▶ _AIM_
Select lines where the word "Goals" appears.

[Begin]

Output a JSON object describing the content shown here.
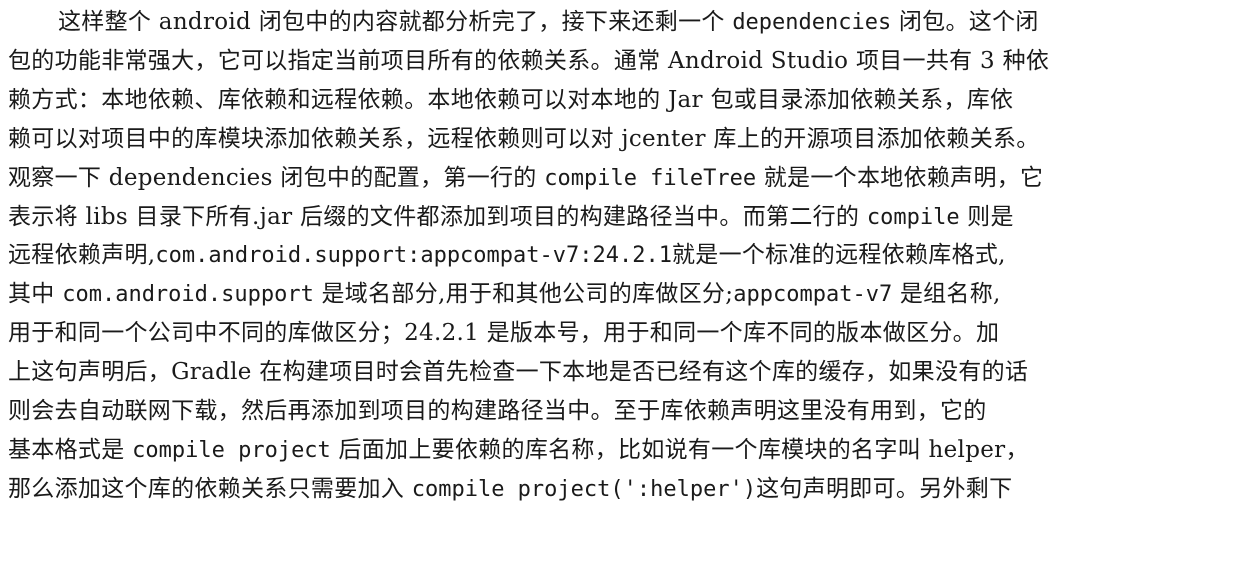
{
  "paragraph": {
    "lines": [
      [
        {
          "t": "这样整个 android 闭包中的内容就都分析完了，接下来还剩一个 "
        },
        {
          "t": "dependencies",
          "code": true
        },
        {
          "t": " 闭包。这个闭"
        }
      ],
      [
        {
          "t": "包的功能非常强大，它可以指定当前项目所有的依赖关系。通常 Android Studio 项目一共有 3 种依"
        }
      ],
      [
        {
          "t": "赖方式：本地依赖、库依赖和远程依赖。本地依赖可以对本地的 Jar 包或目录添加依赖关系，库依"
        }
      ],
      [
        {
          "t": "赖可以对项目中的库模块添加依赖关系，远程依赖则可以对 jcenter 库上的开源项目添加依赖关系。"
        }
      ],
      [
        {
          "t": "观察一下 dependencies 闭包中的配置，第一行的 "
        },
        {
          "t": "compile fileTree",
          "code": true
        },
        {
          "t": " 就是一个本地依赖声明，它"
        }
      ],
      [
        {
          "t": "表示将 libs 目录下所有.jar 后缀的文件都添加到项目的构建路径当中。而第二行的 "
        },
        {
          "t": "compile",
          "code": true
        },
        {
          "t": " 则是"
        }
      ],
      [
        {
          "t": "远程依赖声明,"
        },
        {
          "t": "com.android.support:appcompat-v7:24.2.1",
          "code": true
        },
        {
          "t": "就是一个标准的远程依赖库格式,"
        }
      ],
      [
        {
          "t": "其中 "
        },
        {
          "t": "com.android.support",
          "code": true
        },
        {
          "t": " 是域名部分,用于和其他公司的库做区分;"
        },
        {
          "t": "appcompat-v7",
          "code": true
        },
        {
          "t": " 是组名称,"
        }
      ],
      [
        {
          "t": "用于和同一个公司中不同的库做区分；24.2.1 是版本号，用于和同一个库不同的版本做区分。加"
        }
      ],
      [
        {
          "t": "上这句声明后，Gradle 在构建项目时会首先检查一下本地是否已经有这个库的缓存，如果没有的话"
        }
      ],
      [
        {
          "t": "则会去自动联网下载，然后再添加到项目的构建路径当中。至于库依赖声明这里没有用到，它的"
        }
      ],
      [
        {
          "t": "基本格式是 "
        },
        {
          "t": "compile project",
          "code": true
        },
        {
          "t": " 后面加上要依赖的库名称，比如说有一个库模块的名字叫 helper，"
        }
      ],
      [
        {
          "t": "那么添加这个库的依赖关系只需要加入 "
        },
        {
          "t": "compile project(':helper')",
          "code": true
        },
        {
          "t": "这句声明即可。另外剩下"
        }
      ]
    ]
  }
}
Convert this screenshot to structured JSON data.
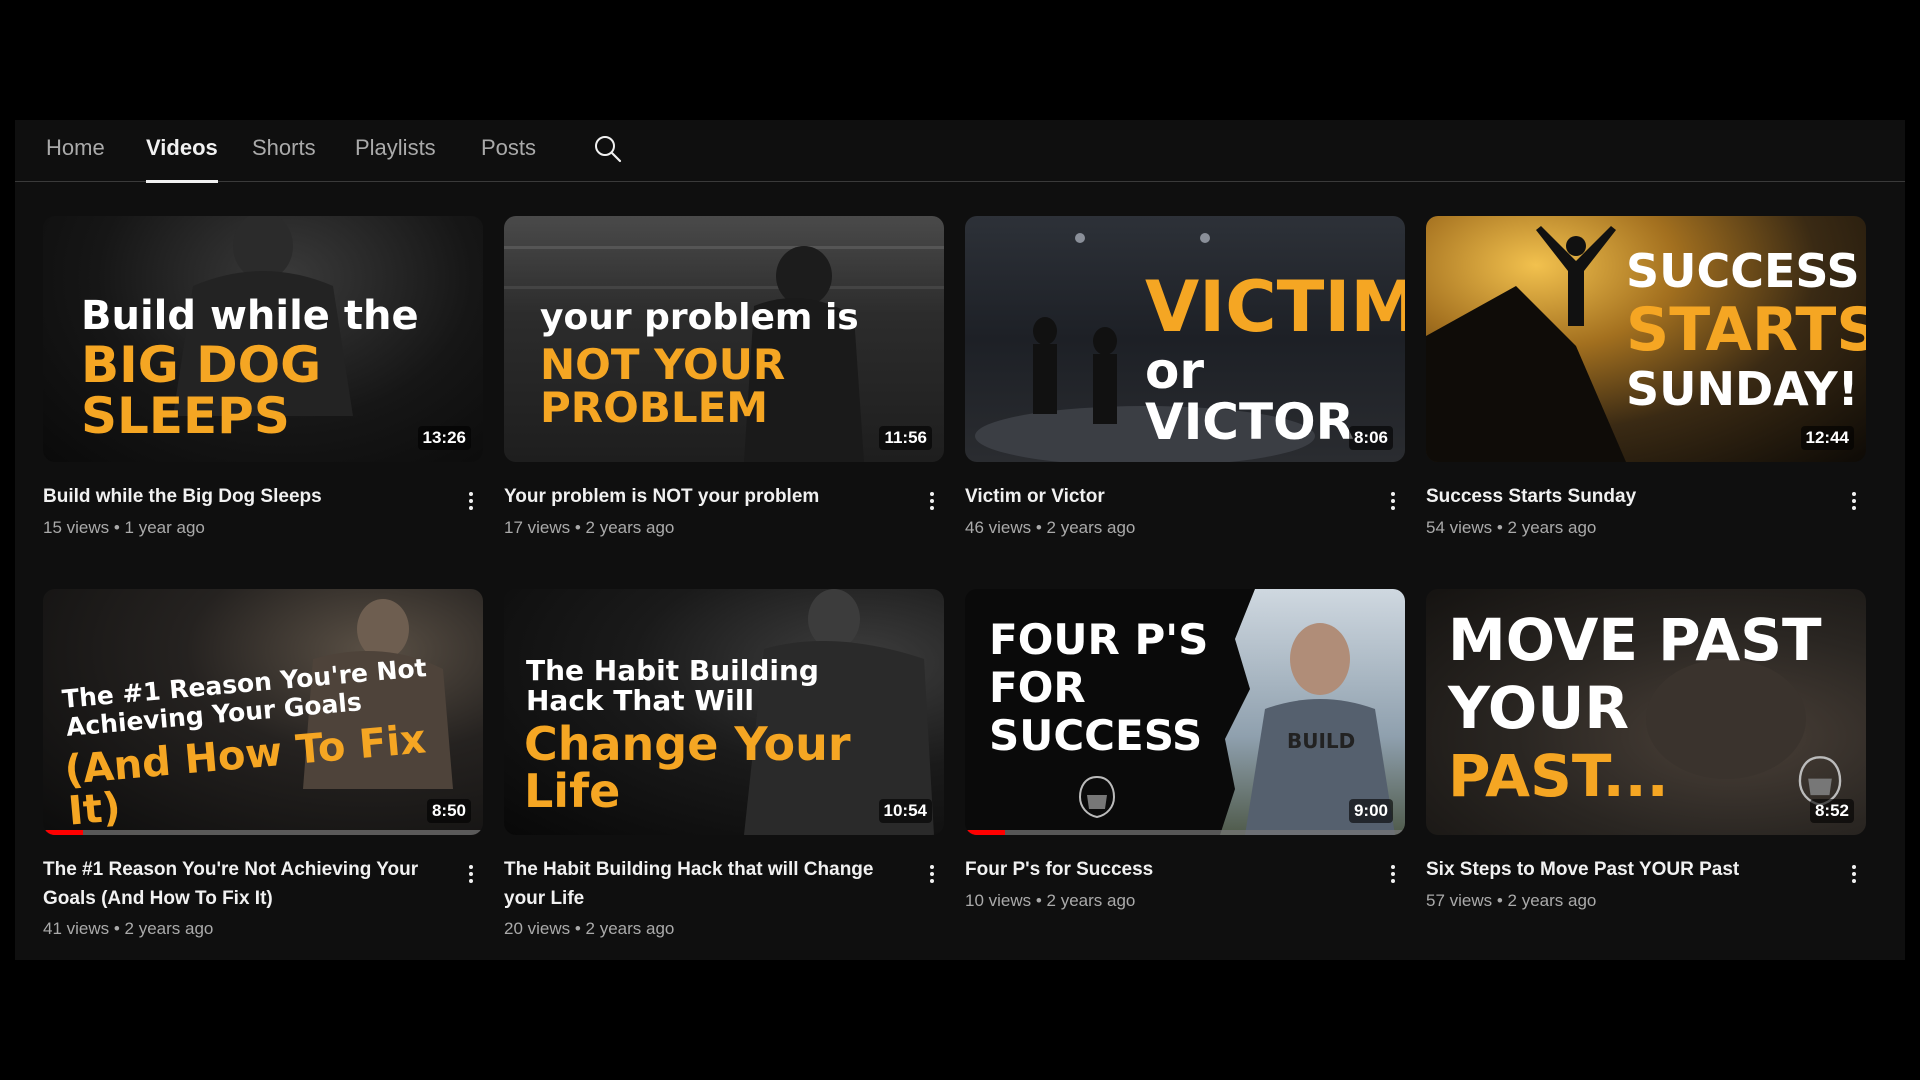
{
  "tabs": [
    {
      "label": "Home",
      "active": false
    },
    {
      "label": "Videos",
      "active": true
    },
    {
      "label": "Shorts",
      "active": false
    },
    {
      "label": "Playlists",
      "active": false
    },
    {
      "label": "Posts",
      "active": false
    }
  ],
  "search_icon": "search-icon",
  "more_icon": "vertical-dots-icon",
  "colors": {
    "accent_orange": "#f5a623",
    "progress_red": "#ff0000",
    "background": "#0f0f0f",
    "meta_gray": "#aaaaaa"
  },
  "videos": [
    {
      "thumb_lines": [
        "Build while the",
        "BIG DOG SLEEPS"
      ],
      "duration": "13:26",
      "title": "Build while the Big Dog Sleeps",
      "meta": "15 views • 1 year ago",
      "progress": 0
    },
    {
      "thumb_lines": [
        "your problem is",
        "NOT YOUR PROBLEM"
      ],
      "duration": "11:56",
      "title": "Your problem is NOT your problem",
      "meta": "17 views • 2 years ago",
      "progress": 0
    },
    {
      "thumb_lines": [
        "VICTIM",
        "or VICTOR"
      ],
      "duration": "8:06",
      "title": "Victim or Victor",
      "meta": "46 views • 2 years ago",
      "progress": 0
    },
    {
      "thumb_lines": [
        "SUCCESS",
        "STARTS",
        "SUNDAY!"
      ],
      "duration": "12:44",
      "title": "Success Starts Sunday",
      "meta": "54 views • 2 years ago",
      "progress": 0
    },
    {
      "thumb_lines": [
        "The #1 Reason You're Not",
        "Achieving Your Goals",
        "(And How To Fix It)"
      ],
      "duration": "8:50",
      "title": "The #1 Reason You're Not Achieving Your Goals (And How To Fix It)",
      "meta": "41 views • 2 years ago",
      "progress": 0.09
    },
    {
      "thumb_lines": [
        "The Habit Building",
        "Hack That Will",
        "Change Your Life"
      ],
      "duration": "10:54",
      "title": "The Habit Building Hack that will Change your Life",
      "meta": "20 views • 2 years ago",
      "progress": 0
    },
    {
      "thumb_lines": [
        "FOUR P'S",
        "FOR",
        "SUCCESS",
        "BUILD"
      ],
      "duration": "9:00",
      "title": "Four P's for Success",
      "meta": "10 views • 2 years ago",
      "progress": 0.09
    },
    {
      "thumb_lines": [
        "MOVE PAST",
        "YOUR",
        "PAST..."
      ],
      "duration": "8:52",
      "title": "Six Steps to Move Past YOUR Past",
      "meta": "57 views • 2 years ago",
      "progress": 0
    }
  ]
}
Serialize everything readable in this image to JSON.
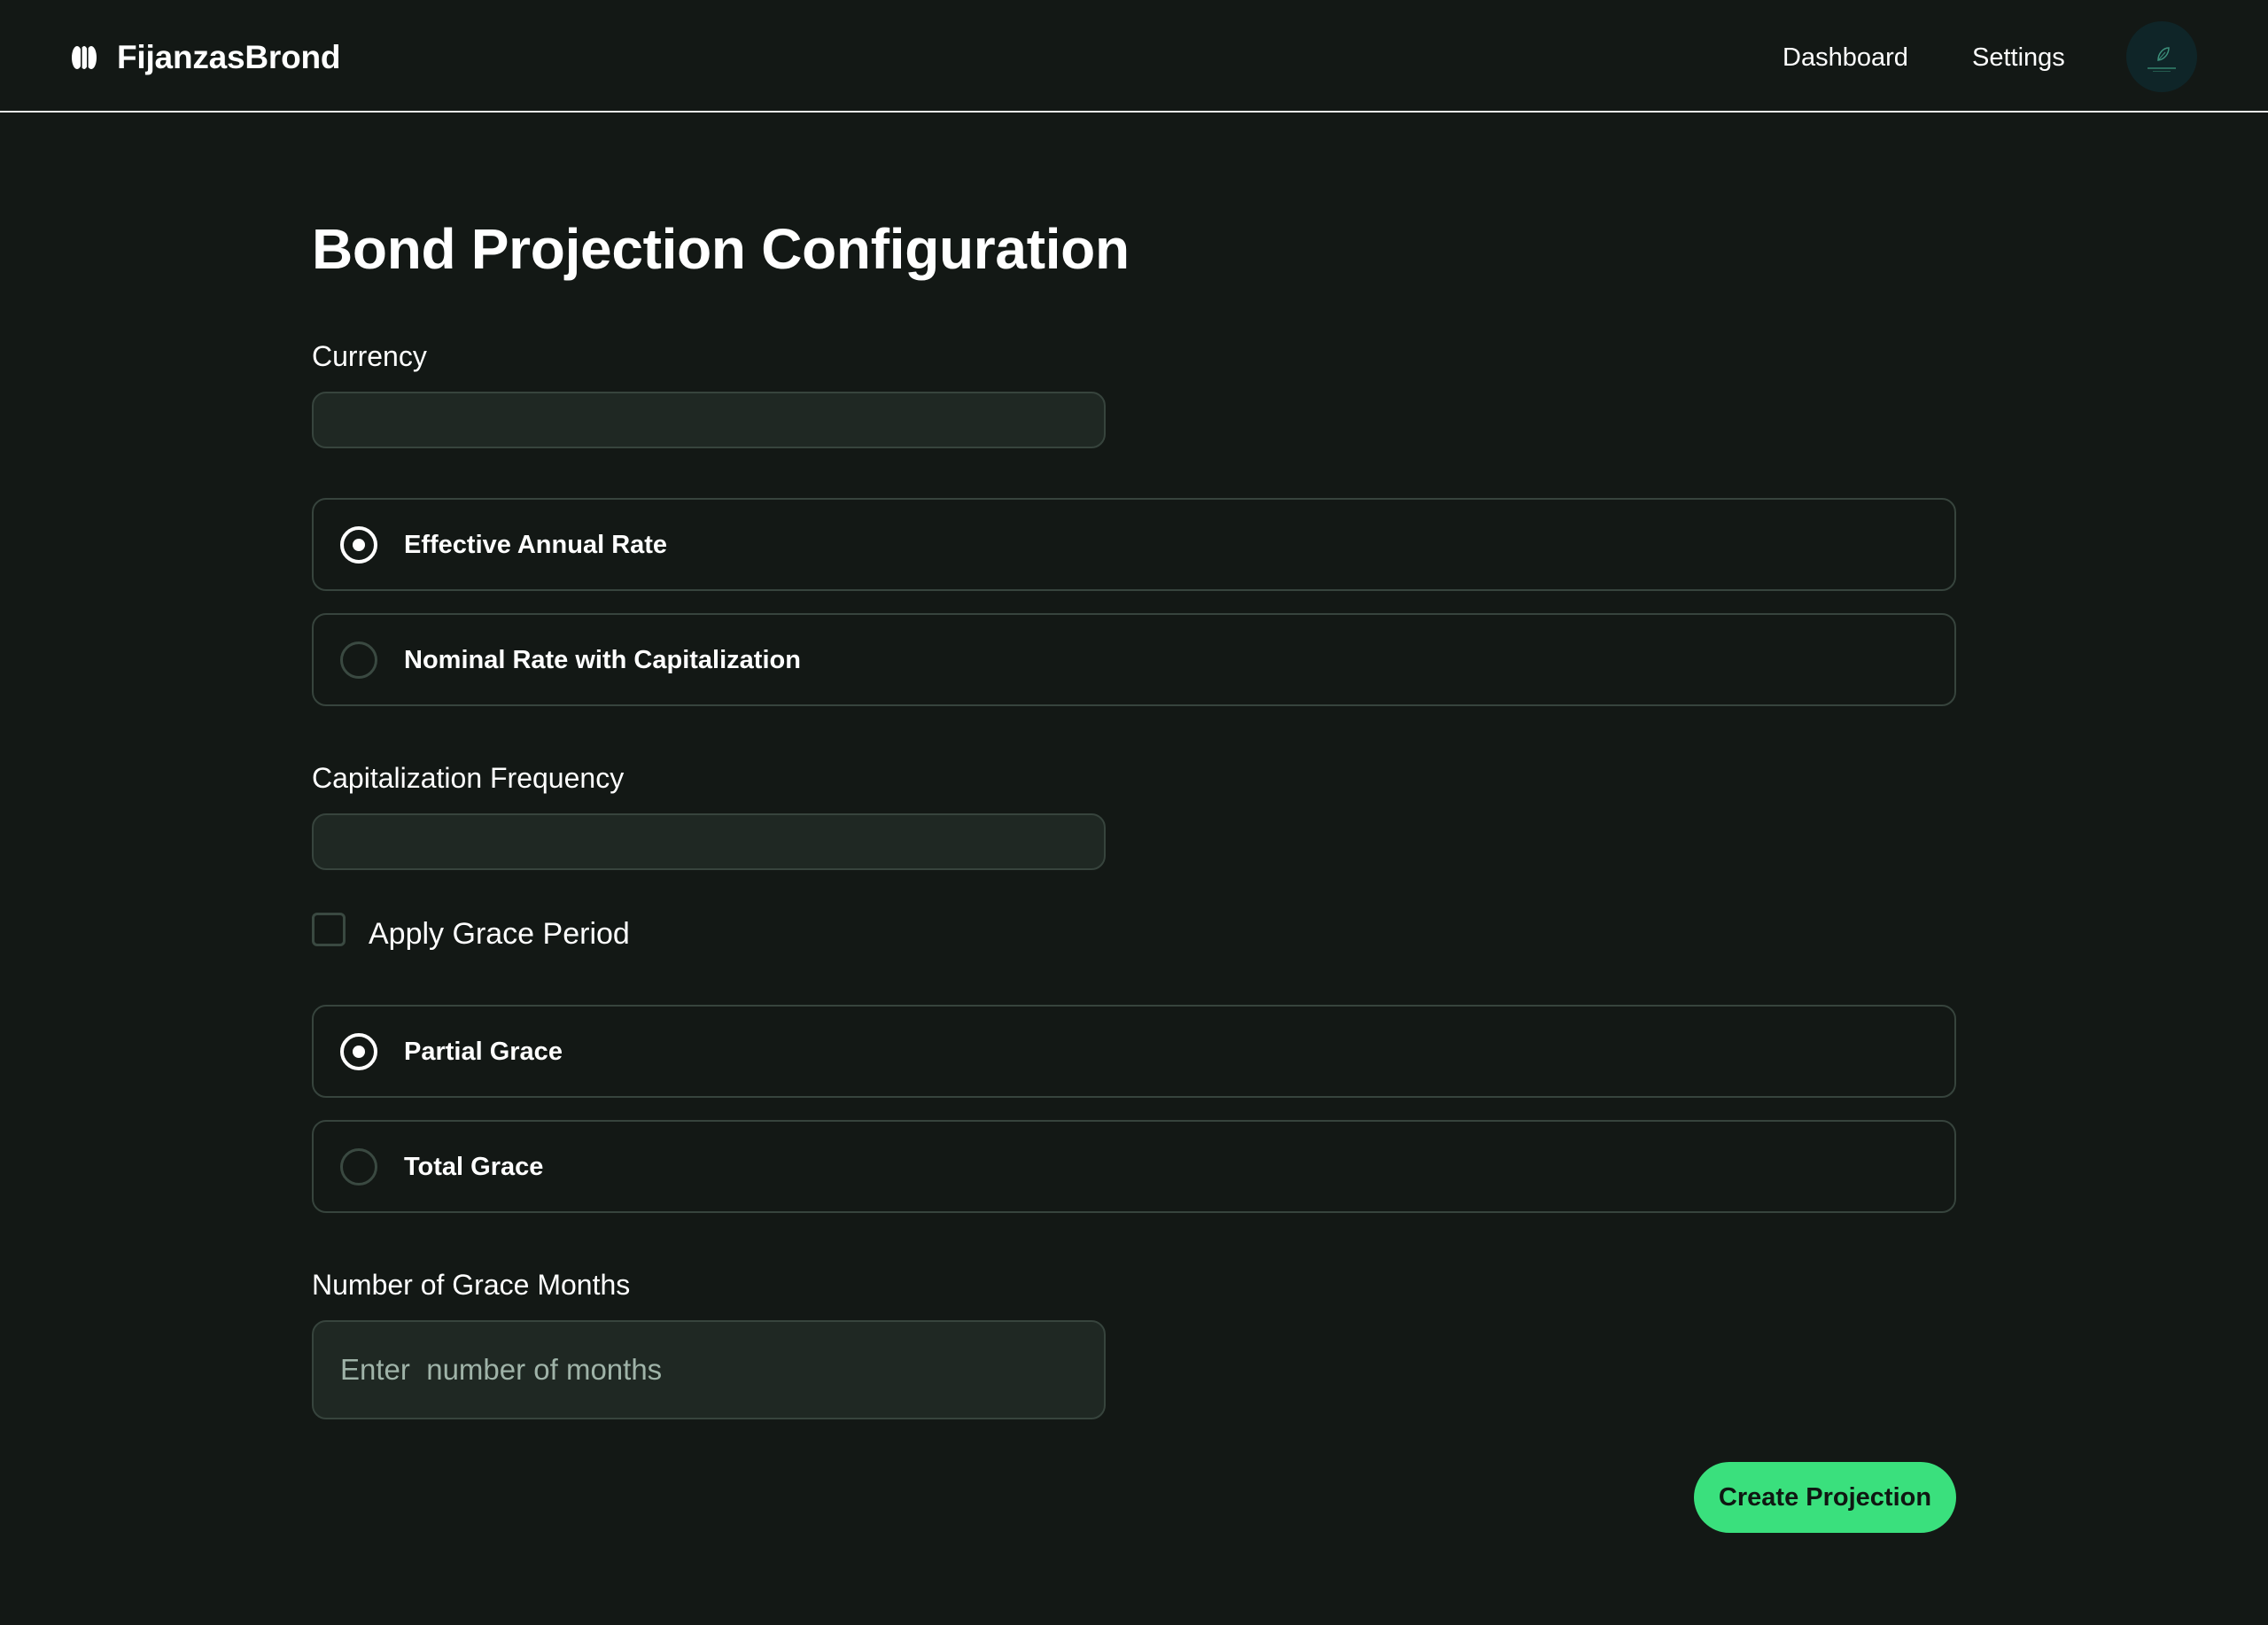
{
  "app": {
    "brand_name": "FijanzasBrond",
    "accent_color": "#3ae07d",
    "background_color": "#131815"
  },
  "header": {
    "nav": [
      {
        "label": "Dashboard"
      },
      {
        "label": "Settings"
      }
    ],
    "avatar_icon": "leaf-avatar-icon"
  },
  "form": {
    "title": "Bond Projection Configuration",
    "currency": {
      "label": "Currency",
      "value": ""
    },
    "rate_type": {
      "options": [
        {
          "label": "Effective Annual Rate",
          "checked": true
        },
        {
          "label": "Nominal Rate with Capitalization",
          "checked": false
        }
      ]
    },
    "capitalization_frequency": {
      "label": "Capitalization Frequency",
      "value": ""
    },
    "grace": {
      "checkbox_label": "Apply Grace Period",
      "checked": false,
      "options": [
        {
          "label": "Partial Grace",
          "checked": true
        },
        {
          "label": "Total Grace",
          "checked": false
        }
      ]
    },
    "grace_months": {
      "label": "Number of Grace Months",
      "placeholder": "Enter  number of months",
      "value": ""
    },
    "submit_label": "Create Projection"
  }
}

[End]

▶ _RESPONSE_
        "Achieving Your Goals",
      "title": "The #1 Reason You're Not Achieving Your Goals (And How To Fix It)",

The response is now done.